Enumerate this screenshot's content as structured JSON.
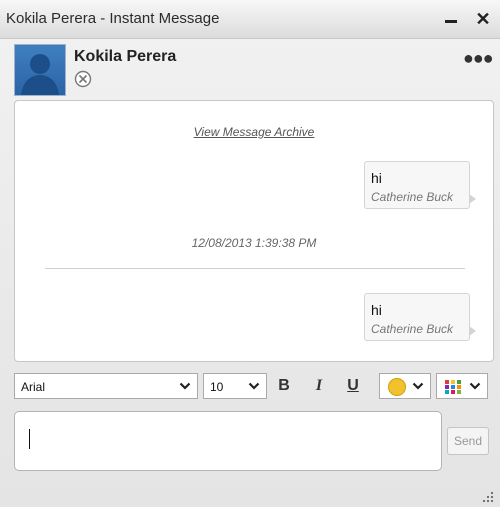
{
  "window": {
    "title": "Kokila Perera - Instant Message"
  },
  "contact": {
    "name": "Kokila Perera",
    "status_icon": "offline-status-icon"
  },
  "conversation": {
    "archive_link": "View Message Archive",
    "messages": [
      {
        "text": "hi",
        "sender": "Catherine Buck"
      },
      {
        "text": "hi",
        "sender": "Catherine Buck"
      }
    ],
    "timestamp": "12/08/2013 1:39:38 PM"
  },
  "toolbar": {
    "font": "Arial",
    "size": "10",
    "bold": "B",
    "italic": "I",
    "underline": "U"
  },
  "composer": {
    "value": "",
    "send_label": "Send"
  },
  "colors": {
    "accent": "#2a64a6",
    "emoji": "#f2c22c"
  }
}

▶ [Problem requirements]
Report how many lines of the records above contain the word "Perera", giving only the number.

▶ [Response to the task]
2